[Task to carry out]: Print every entry word for word, but omit the pictures.

[Data provided]:
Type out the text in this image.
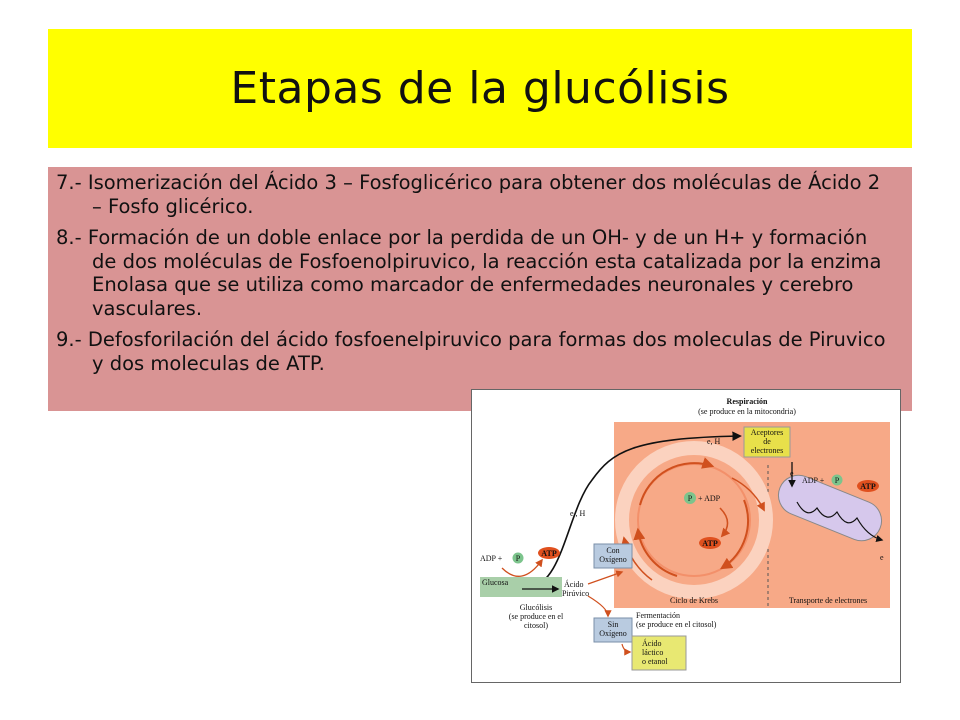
Etapas de la glucólisis
7.- Isomerización del Ácido 3 – Fosfoglicérico para obtener dos moléculas de Ácido 2 – Fosfo glicérico.
8.- Formación de un doble enlace por la perdida de un OH- y de un H+ y formación de dos moléculas de Fosfoenolpiruvico, la reacción esta catalizada por la enzima Enolasa que se utiliza como marcador de enfermedades neuronales y cerebro vasculares.
9.- Defosforilación del ácido fosfoenelpiruvico para formas dos moleculas de Piruvico y dos moleculas de ATP.
Respiración
(se produce en la mitocondria)
P + ADP
ATP
Aceptores
de
electrones
e, H
e , H
e
e
ADP + P
ATP
ADP + P
ATP
Glucosa	Ácido
Pirúvico
Glucólisis
(se produce en el
citosol)
Con
Oxígeno
Sin
Oxígeno
Ciclo de Krebs	Transporte de electrones
Fermentación
(se produce en el citosol)
Ácido
láctico
o etanol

[Solved exercise]:
Type out the text in this image.
Etapas de la glucólisis
7.- Isomerización del Ácido 3 – Fosfoglicérico para obtener dos moléculas de Ácido 2 – Fosfo glicérico.
8.- Formación de un doble enlace por la perdida de un OH- y de un H+ y formación de dos moléculas de Fosfoenolpiruvico, la reacción esta catalizada por la enzima Enolasa que se utiliza como marcador de enfermedades neuronales y cerebro vasculares.
9.- Defosforilación del ácido fosfoenelpiruvico para formas dos moleculas de Piruvico y dos moleculas de ATP.
Respiración
(se produce en la mitocondria)
P + ADP
ATP
Aceptores
de
electrones
e, H
e , H
e
e
ADP + P
ATP
ADP + P
ATP
Glucosa	Ácido
Pirúvico
Glucólisis
(se produce en el
citosol)
Con
Oxígeno
Sin
Oxígeno
Ciclo de Krebs	Transporte de electrones
Fermentación
(se produce en el citosol)
Ácido
láctico
o etanol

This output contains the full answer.